**Stated task**
Repeat all of the material exactly as given.

-- Begin Dataset extract --

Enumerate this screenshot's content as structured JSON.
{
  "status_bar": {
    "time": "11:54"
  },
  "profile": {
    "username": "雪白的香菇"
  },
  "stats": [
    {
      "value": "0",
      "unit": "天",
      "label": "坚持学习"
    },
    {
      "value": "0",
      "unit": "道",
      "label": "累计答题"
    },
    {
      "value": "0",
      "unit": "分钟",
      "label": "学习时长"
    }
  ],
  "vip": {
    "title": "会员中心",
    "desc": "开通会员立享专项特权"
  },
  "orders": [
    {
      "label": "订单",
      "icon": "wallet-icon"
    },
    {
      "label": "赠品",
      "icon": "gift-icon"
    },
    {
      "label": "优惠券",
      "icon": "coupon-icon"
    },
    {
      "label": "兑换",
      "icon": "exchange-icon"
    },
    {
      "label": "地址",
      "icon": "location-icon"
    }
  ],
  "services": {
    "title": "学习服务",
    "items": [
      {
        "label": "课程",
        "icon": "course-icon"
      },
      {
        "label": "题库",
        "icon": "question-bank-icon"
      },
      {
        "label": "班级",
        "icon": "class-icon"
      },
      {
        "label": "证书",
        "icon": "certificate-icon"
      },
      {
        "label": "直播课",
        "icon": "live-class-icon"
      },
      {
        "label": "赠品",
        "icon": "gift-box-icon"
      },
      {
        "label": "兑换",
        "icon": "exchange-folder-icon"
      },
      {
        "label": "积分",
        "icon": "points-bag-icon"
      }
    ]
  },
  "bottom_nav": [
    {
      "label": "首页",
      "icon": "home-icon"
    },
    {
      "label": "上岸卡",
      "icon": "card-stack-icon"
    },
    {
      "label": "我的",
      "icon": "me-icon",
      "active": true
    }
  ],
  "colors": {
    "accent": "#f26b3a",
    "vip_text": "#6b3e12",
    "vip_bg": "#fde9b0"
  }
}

-- End Dataset extract --

**Exercise solution**
Enumerate this screenshot's content as structured JSON.
{
  "status_bar": {
    "time": "11:54"
  },
  "profile": {
    "username": "雪白的香菇"
  },
  "stats": [
    {
      "value": "0",
      "unit": "天",
      "label": "坚持学习"
    },
    {
      "value": "0",
      "unit": "道",
      "label": "累计答题"
    },
    {
      "value": "0",
      "unit": "分钟",
      "label": "学习时长"
    }
  ],
  "vip": {
    "title": "会员中心",
    "desc": "开通会员立享专项特权"
  },
  "orders": [
    {
      "label": "订单",
      "icon": "wallet-icon"
    },
    {
      "label": "赠品",
      "icon": "gift-icon"
    },
    {
      "label": "优惠券",
      "icon": "coupon-icon"
    },
    {
      "label": "兑换",
      "icon": "exchange-icon"
    },
    {
      "label": "地址",
      "icon": "location-icon"
    }
  ],
  "services": {
    "title": "学习服务",
    "items": [
      {
        "label": "课程",
        "icon": "course-icon"
      },
      {
        "label": "题库",
        "icon": "question-bank-icon"
      },
      {
        "label": "班级",
        "icon": "class-icon"
      },
      {
        "label": "证书",
        "icon": "certificate-icon"
      },
      {
        "label": "直播课",
        "icon": "live-class-icon"
      },
      {
        "label": "赠品",
        "icon": "gift-box-icon"
      },
      {
        "label": "兑换",
        "icon": "exchange-folder-icon"
      },
      {
        "label": "积分",
        "icon": "points-bag-icon"
      }
    ]
  },
  "bottom_nav": [
    {
      "label": "首页",
      "icon": "home-icon"
    },
    {
      "label": "上岸卡",
      "icon": "card-stack-icon"
    },
    {
      "label": "我的",
      "icon": "me-icon",
      "active": true
    }
  ],
  "colors": {
    "accent": "#f26b3a",
    "vip_text": "#6b3e12",
    "vip_bg": "#fde9b0"
  }
}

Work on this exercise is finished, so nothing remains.